:: MATERIAL TO PROCESS

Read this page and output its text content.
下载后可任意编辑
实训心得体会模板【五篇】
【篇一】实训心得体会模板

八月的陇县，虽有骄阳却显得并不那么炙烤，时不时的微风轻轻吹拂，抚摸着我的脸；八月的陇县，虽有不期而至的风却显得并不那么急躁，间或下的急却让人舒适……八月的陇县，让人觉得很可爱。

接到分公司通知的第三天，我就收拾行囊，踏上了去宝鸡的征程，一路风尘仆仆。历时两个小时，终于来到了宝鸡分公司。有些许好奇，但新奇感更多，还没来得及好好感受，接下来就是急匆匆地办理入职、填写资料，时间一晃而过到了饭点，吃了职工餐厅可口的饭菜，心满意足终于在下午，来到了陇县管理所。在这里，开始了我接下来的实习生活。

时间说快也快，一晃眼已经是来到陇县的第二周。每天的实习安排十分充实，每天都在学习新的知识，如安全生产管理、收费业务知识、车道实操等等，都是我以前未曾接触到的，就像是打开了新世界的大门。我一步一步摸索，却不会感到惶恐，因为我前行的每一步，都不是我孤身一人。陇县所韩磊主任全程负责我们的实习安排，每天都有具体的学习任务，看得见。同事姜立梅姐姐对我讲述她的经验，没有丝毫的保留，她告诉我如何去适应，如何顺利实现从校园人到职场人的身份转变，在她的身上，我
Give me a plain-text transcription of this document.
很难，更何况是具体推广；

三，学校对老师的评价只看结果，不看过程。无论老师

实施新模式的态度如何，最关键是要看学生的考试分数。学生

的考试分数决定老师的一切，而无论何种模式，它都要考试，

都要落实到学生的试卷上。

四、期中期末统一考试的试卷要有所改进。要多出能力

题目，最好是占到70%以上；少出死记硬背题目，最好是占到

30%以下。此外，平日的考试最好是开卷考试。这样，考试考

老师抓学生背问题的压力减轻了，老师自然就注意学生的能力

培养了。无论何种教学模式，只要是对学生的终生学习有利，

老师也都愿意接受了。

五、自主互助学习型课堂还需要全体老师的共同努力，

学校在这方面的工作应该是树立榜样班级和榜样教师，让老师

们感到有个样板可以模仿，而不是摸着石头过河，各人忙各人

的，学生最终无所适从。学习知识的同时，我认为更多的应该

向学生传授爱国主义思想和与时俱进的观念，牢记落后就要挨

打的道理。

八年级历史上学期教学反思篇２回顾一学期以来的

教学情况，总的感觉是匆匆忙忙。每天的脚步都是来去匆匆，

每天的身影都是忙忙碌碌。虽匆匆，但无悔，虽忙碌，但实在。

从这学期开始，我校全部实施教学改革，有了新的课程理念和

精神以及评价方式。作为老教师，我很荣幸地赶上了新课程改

::::
:: MATERIAL TO PROCESS

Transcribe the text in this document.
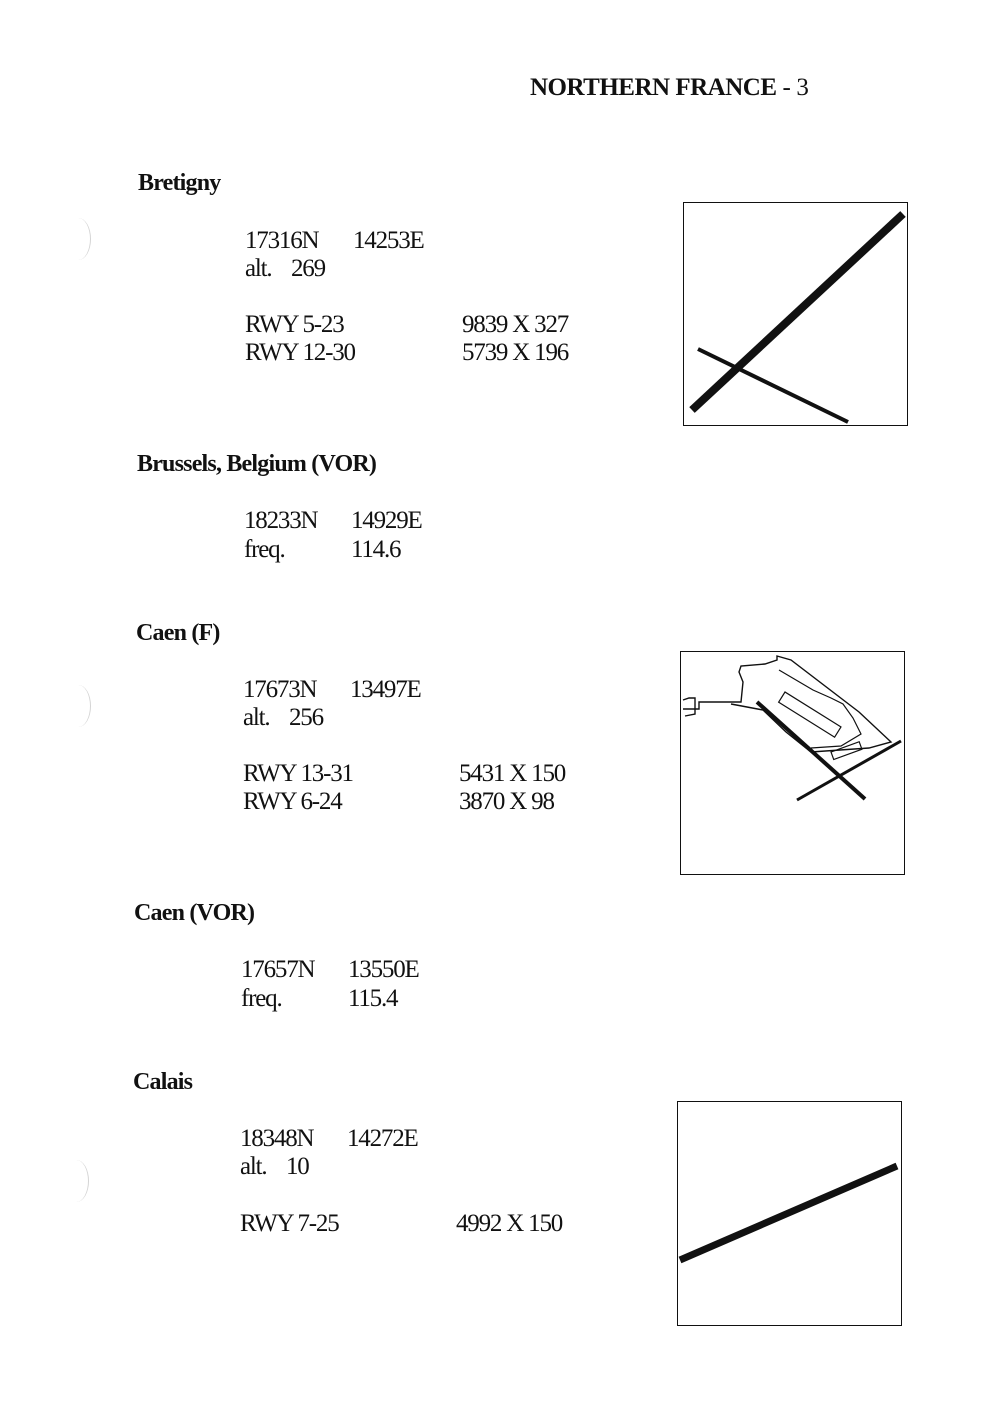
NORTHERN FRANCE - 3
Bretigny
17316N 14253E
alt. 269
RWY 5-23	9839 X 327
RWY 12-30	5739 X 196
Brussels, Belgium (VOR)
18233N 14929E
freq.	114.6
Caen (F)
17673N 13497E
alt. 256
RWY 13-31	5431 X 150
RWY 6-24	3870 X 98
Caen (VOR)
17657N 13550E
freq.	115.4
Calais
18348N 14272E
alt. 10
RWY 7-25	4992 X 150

::::

Filter the listing for the word "document" and copy every line that holds it.

SOLUTION TO THIS EXERCISE:
Give me a plain-text transcription of this document.
Transcribe the text in this document.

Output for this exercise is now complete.